— Start —
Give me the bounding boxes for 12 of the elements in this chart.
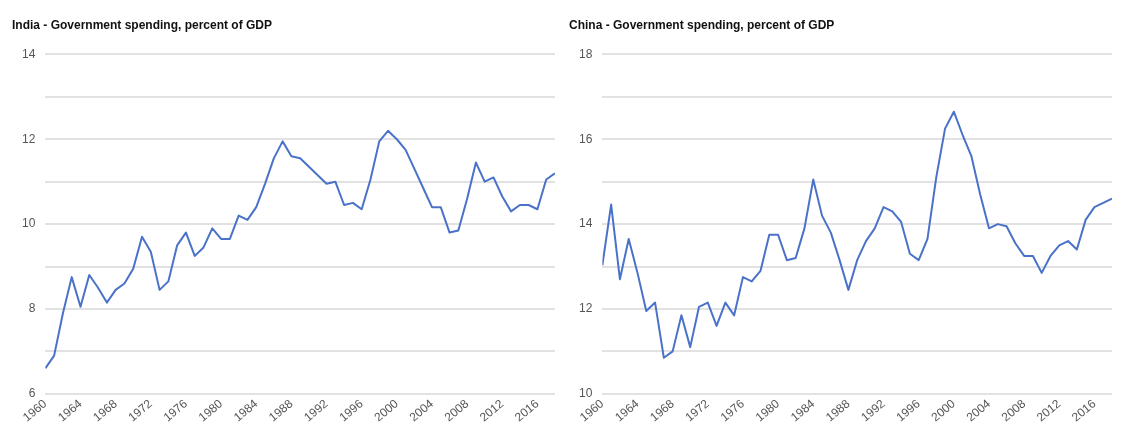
- y-tick-label: 14: [578, 216, 593, 231]
- y-tick-label: 6: [28, 386, 36, 401]
- y-tick-label: 8: [28, 301, 36, 316]
- chart-title: India - Government spending, percent of GDP: [12, 17, 273, 32]
- y-tick-label: 18: [578, 46, 593, 61]
- y-tick-label: 12: [21, 131, 36, 146]
- y-tick-label: 12: [578, 301, 593, 316]
- y-tick-label: 10: [578, 386, 593, 401]
- y-tick-label: 14: [21, 46, 36, 61]
- chart-title: China - Government spending, percent of GDP: [569, 17, 835, 32]
- y-tick-label: 10: [21, 216, 36, 231]
- y-tick-label: 16: [578, 131, 593, 146]
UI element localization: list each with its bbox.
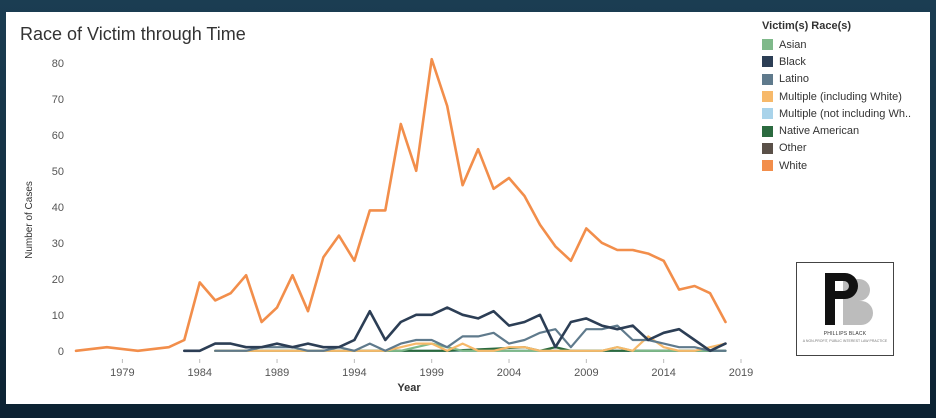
y-tick-label: 30 xyxy=(52,238,64,250)
legend-item[interactable]: Black xyxy=(762,53,927,70)
series-line-white xyxy=(74,57,727,353)
y-axis-label: Number of Cases xyxy=(24,181,35,259)
legend-item[interactable]: White xyxy=(762,157,927,174)
x-tick-label: 2019 xyxy=(729,367,753,379)
legend-item[interactable]: Native American xyxy=(762,122,927,139)
x-tick-label: 2014 xyxy=(651,367,675,379)
series-lines xyxy=(74,57,727,353)
pb-monogram-icon xyxy=(825,273,873,325)
legend-swatch xyxy=(762,56,773,68)
legend-label: Other xyxy=(779,142,807,155)
y-tick-label: 20 xyxy=(52,274,64,286)
legend-items: Asian Black Latino Multiple (including Whit… xyxy=(762,36,927,174)
legend-swatch xyxy=(762,39,773,51)
x-axis-ticks: 1979 1984 1989 1994 1999 2004 2009 2014 2019 xyxy=(110,359,753,379)
legend-item[interactable]: Latino xyxy=(762,71,927,88)
legend-label: Black xyxy=(779,55,806,68)
y-tick-label: 70 xyxy=(52,94,64,106)
x-tick-label: 1994 xyxy=(342,367,366,379)
legend-item[interactable]: Asian xyxy=(762,36,927,53)
x-axis-label: Year xyxy=(397,382,421,394)
x-tick-label: 2004 xyxy=(497,367,521,379)
legend-swatch xyxy=(762,91,773,103)
y-tick-label: 0 xyxy=(58,346,64,358)
legend-label: Native American xyxy=(779,125,860,138)
legend: Victim(s) Race(s) Asian Black Latino Multip… xyxy=(762,20,927,174)
line-chart: 0 10 20 30 40 50 60 70 80 1979 1984 1989 1994 1999 20… xyxy=(24,57,753,394)
legend-item[interactable]: Multiple (including White) xyxy=(762,88,927,105)
legend-item[interactable]: Other xyxy=(762,140,927,157)
x-tick-label: 1984 xyxy=(187,367,211,379)
y-tick-label: 10 xyxy=(52,310,64,322)
series-line-black xyxy=(183,306,727,353)
y-tick-label: 40 xyxy=(52,202,64,214)
legend-label: Latino xyxy=(779,73,809,86)
legend-swatch xyxy=(762,142,773,154)
x-tick-label: 1979 xyxy=(110,367,134,379)
y-tick-label: 60 xyxy=(52,130,64,142)
y-axis-ticks: 0 10 20 30 40 50 60 70 80 xyxy=(52,58,64,358)
legend-label: White xyxy=(779,159,808,172)
y-tick-label: 80 xyxy=(52,58,64,70)
x-tick-label: 2009 xyxy=(574,367,598,379)
legend-label: Multiple (including White) xyxy=(779,90,902,103)
legend-swatch xyxy=(762,73,773,85)
chart-title: Race of Victim through Time xyxy=(20,24,246,44)
series-line-latino xyxy=(214,324,727,352)
legend-swatch xyxy=(762,125,773,137)
series-line-multiple-including-white xyxy=(214,335,727,352)
x-tick-label: 1989 xyxy=(265,367,289,379)
phillips-black-logo: PHILLIPS BLACK A NON-PROFIT, PUBLIC INTE… xyxy=(796,262,894,356)
legend-item[interactable]: Multiple (not including Wh.. xyxy=(762,105,927,122)
legend-title: Victim(s) Race(s) xyxy=(762,20,852,32)
legend-swatch xyxy=(762,108,773,120)
legend-swatch xyxy=(762,160,773,172)
logo-tagline: A NON-PROFIT, PUBLIC INTEREST LAW PRACTI… xyxy=(802,339,888,343)
y-tick-label: 50 xyxy=(52,166,64,178)
logo-name: PHILLIPS BLACK xyxy=(823,331,867,337)
legend-label: Multiple (not including Wh.. xyxy=(779,107,912,120)
chart-panel: Race of Victim through Time 0 10 20 30 40 50 6… xyxy=(6,12,930,404)
legend-label: Asian xyxy=(779,38,807,51)
x-tick-label: 1999 xyxy=(419,367,443,379)
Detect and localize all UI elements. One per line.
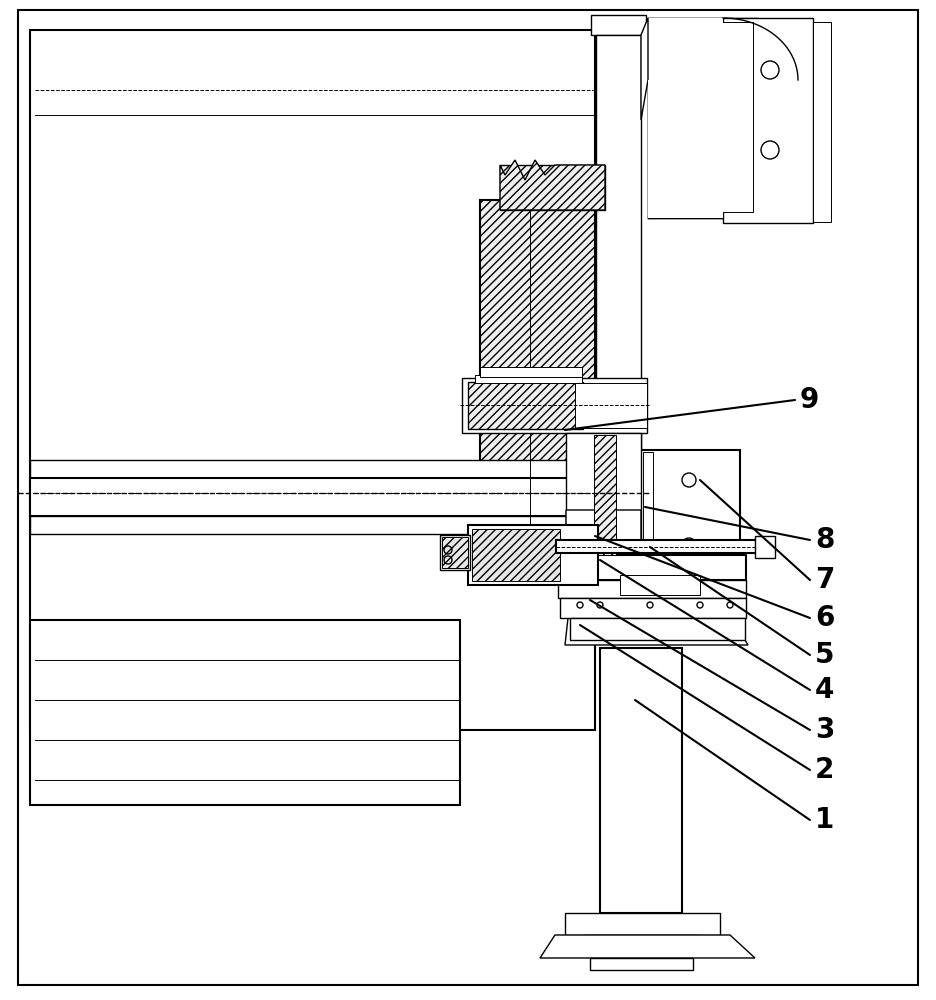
Polygon shape — [566, 510, 641, 560]
Bar — [723, 18, 813, 223]
Bar — [594, 435, 616, 555]
Bar — [653, 22, 753, 212]
Bar — [570, 618, 745, 640]
Bar — [440, 535, 470, 570]
Bar — [590, 958, 693, 970]
Bar — [30, 620, 460, 805]
Bar — [558, 580, 746, 598]
Text: 3: 3 — [815, 716, 834, 744]
Bar — [575, 383, 647, 428]
Bar — [595, 478, 645, 516]
Bar — [595, 460, 645, 478]
Bar — [480, 200, 595, 555]
Bar — [813, 22, 831, 222]
Bar — [565, 913, 720, 935]
Bar — [591, 15, 646, 35]
Bar — [566, 433, 641, 558]
Bar — [475, 375, 582, 383]
Bar — [596, 35, 641, 555]
Polygon shape — [641, 18, 648, 120]
Bar — [560, 598, 746, 618]
Bar — [585, 935, 700, 953]
Polygon shape — [500, 160, 605, 210]
Bar — [600, 648, 682, 913]
Polygon shape — [565, 618, 748, 645]
Bar — [442, 537, 468, 568]
Bar — [595, 516, 645, 534]
Bar — [648, 18, 758, 218]
Bar — [640, 450, 740, 620]
Bar — [480, 367, 582, 377]
Bar — [755, 536, 775, 558]
Text: 6: 6 — [815, 604, 834, 632]
Text: 1: 1 — [815, 806, 834, 834]
Bar — [556, 540, 756, 553]
Bar — [468, 382, 583, 429]
Polygon shape — [648, 80, 723, 218]
Text: 5: 5 — [815, 641, 835, 669]
Bar — [500, 165, 605, 210]
Bar — [462, 378, 647, 433]
Bar — [30, 478, 595, 516]
Polygon shape — [540, 935, 755, 958]
Text: 7: 7 — [815, 566, 834, 594]
Text: 2: 2 — [815, 756, 834, 784]
Text: 4: 4 — [815, 676, 834, 704]
Bar — [468, 525, 598, 585]
Text: 9: 9 — [800, 386, 819, 414]
Bar — [30, 460, 595, 478]
Bar — [620, 575, 700, 595]
Bar — [648, 18, 723, 218]
Bar — [472, 529, 560, 581]
Bar — [643, 452, 653, 617]
Bar — [30, 30, 595, 730]
Bar — [556, 555, 746, 580]
Polygon shape — [648, 80, 723, 218]
Bar — [30, 516, 595, 534]
Text: 8: 8 — [815, 526, 834, 554]
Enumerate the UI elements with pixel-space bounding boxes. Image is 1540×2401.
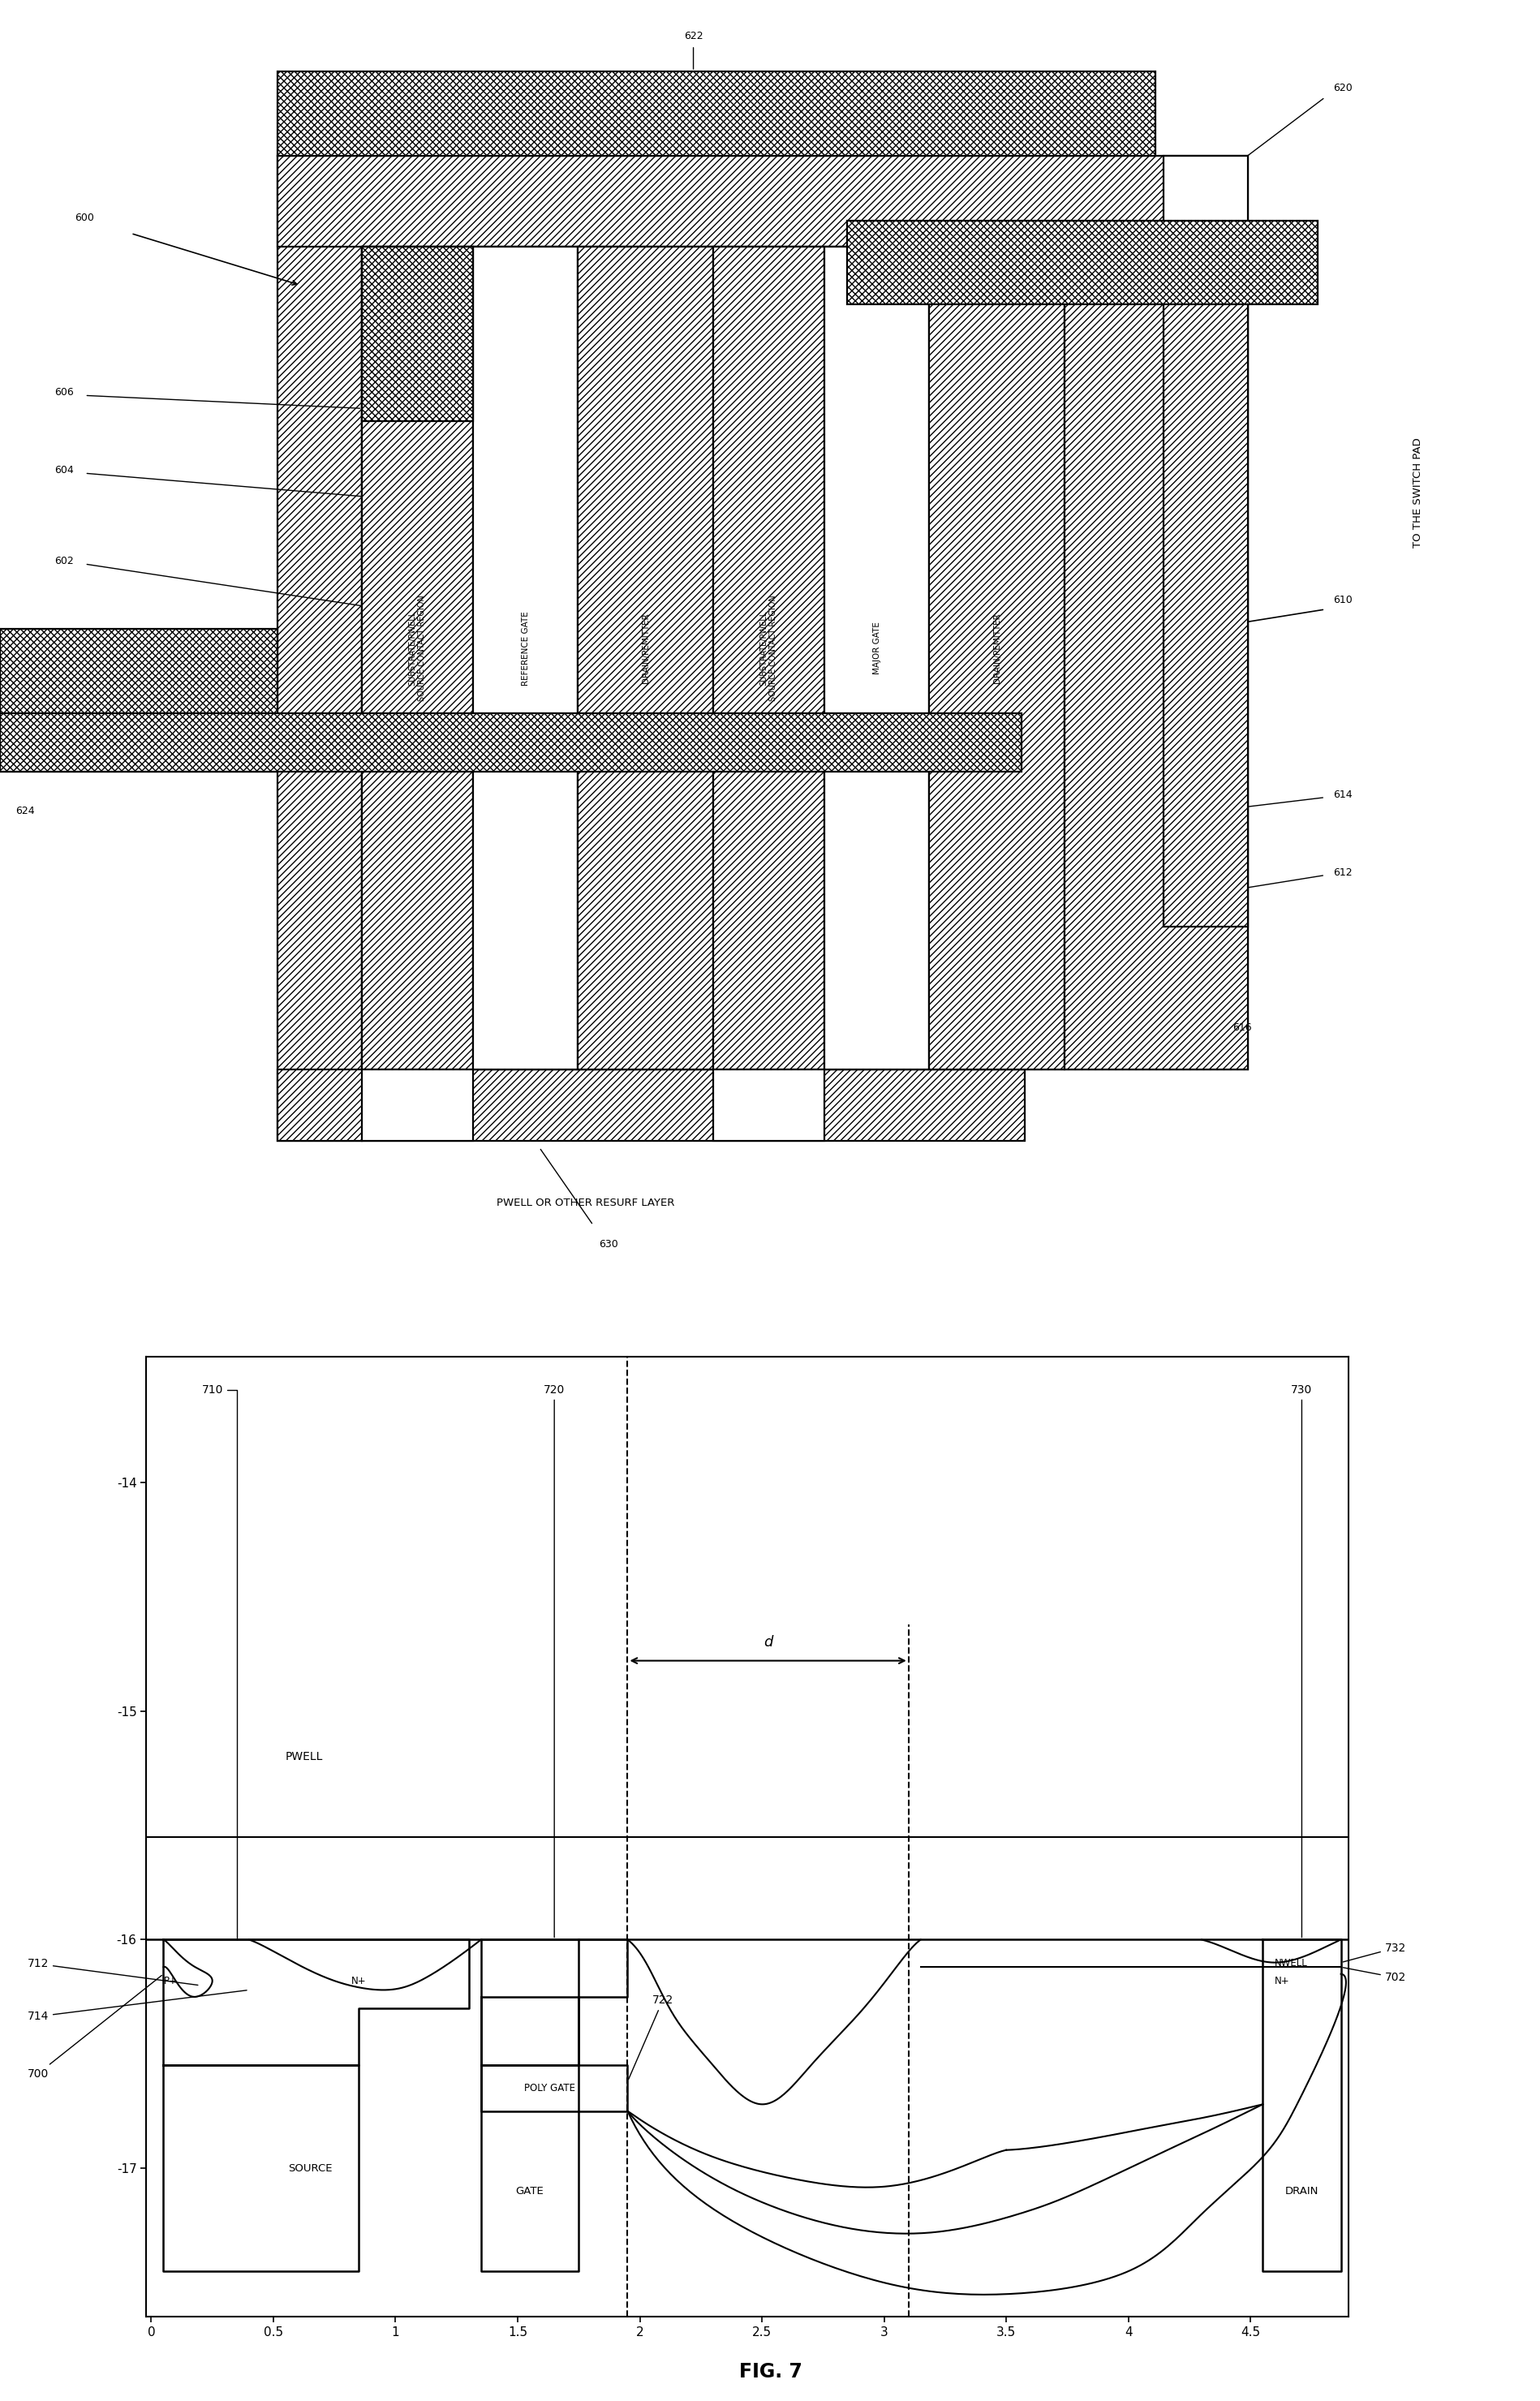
Text: 616: 616	[1232, 1023, 1250, 1032]
Text: GATE: GATE	[516, 2185, 544, 2197]
Text: 602: 602	[54, 557, 74, 567]
Text: SUBSTRATE/PWELL
SOURCE CONTACT REGION: SUBSTRATE/PWELL SOURCE CONTACT REGION	[408, 595, 427, 701]
Bar	[713, 247, 824, 1071]
Text: 630: 630	[599, 1239, 618, 1249]
Text: PWELL OR OTHER RESURF LAYER: PWELL OR OTHER RESURF LAYER	[496, 1198, 675, 1208]
Text: P+: P+	[163, 1976, 177, 1986]
Text: 604: 604	[54, 466, 74, 475]
Bar	[277, 72, 1155, 156]
Text: TO THE SWITCH PAD: TO THE SWITCH PAD	[1412, 437, 1421, 547]
Bar	[1163, 156, 1247, 221]
Text: 722: 722	[628, 1995, 673, 2079]
Text: SUBSTRATE/PWELL
SOURCE CONTACT REGION: SUBSTRATE/PWELL SOURCE CONTACT REGION	[759, 595, 778, 701]
Bar	[824, 247, 929, 1071]
Text: 606: 606	[54, 387, 74, 399]
Text: SOURCE: SOURCE	[288, 2163, 333, 2173]
Text: 620: 620	[1332, 82, 1352, 94]
Bar	[473, 247, 578, 1071]
Text: DRAIN/PEMITTER: DRAIN/PEMITTER	[641, 612, 650, 684]
Text: 612: 612	[1332, 867, 1351, 879]
Text: N+: N+	[1274, 1976, 1289, 1986]
Bar	[277, 156, 362, 1140]
Text: 714: 714	[28, 1990, 246, 2022]
Text: 600: 600	[75, 211, 94, 223]
Text: 702: 702	[1343, 1966, 1406, 1983]
Text: FIG. 7: FIG. 7	[738, 2363, 802, 2382]
Text: 700: 700	[28, 1976, 162, 2079]
Bar	[0, 713, 1021, 771]
Bar	[847, 221, 1317, 305]
Bar	[277, 156, 1247, 247]
Text: PWELL: PWELL	[285, 1750, 323, 1762]
Text: 730: 730	[1291, 1383, 1312, 1938]
Text: DRAIN: DRAIN	[1284, 2185, 1318, 2197]
Text: N+: N+	[351, 1976, 367, 1986]
Bar	[1064, 247, 1247, 1071]
Bar	[929, 247, 1064, 1071]
Bar	[362, 247, 473, 1071]
Text: 622: 622	[684, 31, 702, 41]
Bar	[578, 247, 713, 1071]
Text: d: d	[762, 1635, 772, 1649]
Text: MAJOR GATE: MAJOR GATE	[872, 622, 881, 675]
Text: 720: 720	[544, 1383, 565, 1938]
Text: DRAIN/PEMITTER: DRAIN/PEMITTER	[992, 612, 1001, 684]
Bar	[713, 1071, 824, 1140]
Bar	[1163, 247, 1247, 927]
Text: 732: 732	[1343, 1942, 1406, 1962]
Bar	[0, 629, 277, 771]
Bar	[277, 1071, 1024, 1140]
Text: POLY GATE: POLY GATE	[524, 2084, 574, 2094]
Text: FIG. 6: FIG. 6	[707, 1359, 772, 1378]
Bar	[362, 247, 1247, 1071]
Text: 712: 712	[28, 1959, 197, 1986]
Bar	[362, 247, 473, 423]
Text: 610: 610	[1332, 595, 1352, 605]
Bar	[362, 1071, 473, 1140]
Text: NWELL: NWELL	[1274, 1957, 1307, 1969]
Text: 710: 710	[202, 1383, 237, 1938]
Text: 614: 614	[1332, 790, 1351, 800]
Text: 624: 624	[15, 807, 34, 816]
Text: REFERENCE GATE: REFERENCE GATE	[521, 610, 530, 687]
— End —
▸ **Stated task**
Can you switch "Polygon shape" to "Polygon" in the data, starting with the line with "Polygon shape — [566, 510, 641, 560]" and going on through the line with "Bar — [468, 382, 583, 429]", and give back only those lines with nothing else changed?

▸ **Expected answer**
Polygon — [566, 510, 641, 560]
Bar — [723, 18, 813, 223]
Bar — [594, 435, 616, 555]
Bar — [653, 22, 753, 212]
Bar — [570, 618, 745, 640]
Bar — [440, 535, 470, 570]
Bar — [590, 958, 693, 970]
Bar — [30, 620, 460, 805]
Bar — [558, 580, 746, 598]
Text: 3: 3 — [815, 716, 834, 744]
Bar — [575, 383, 647, 428]
Bar — [595, 478, 645, 516]
Bar — [595, 460, 645, 478]
Bar — [480, 200, 595, 555]
Bar — [813, 22, 831, 222]
Bar — [565, 913, 720, 935]
Bar — [591, 15, 646, 35]
Bar — [566, 433, 641, 558]
Bar — [475, 375, 582, 383]
Bar — [596, 35, 641, 555]
Polygon — [641, 18, 648, 120]
Bar — [560, 598, 746, 618]
Bar — [585, 935, 700, 953]
Polygon — [500, 160, 605, 210]
Bar — [600, 648, 682, 913]
Polygon — [565, 618, 748, 645]
Bar — [442, 537, 468, 568]
Bar — [595, 516, 645, 534]
Bar — [648, 18, 758, 218]
Bar — [640, 450, 740, 620]
Bar — [480, 367, 582, 377]
Bar — [755, 536, 775, 558]
Text: 6: 6 — [815, 604, 834, 632]
Text: 1: 1 — [815, 806, 834, 834]
Bar — [556, 540, 756, 553]
Bar — [468, 382, 583, 429]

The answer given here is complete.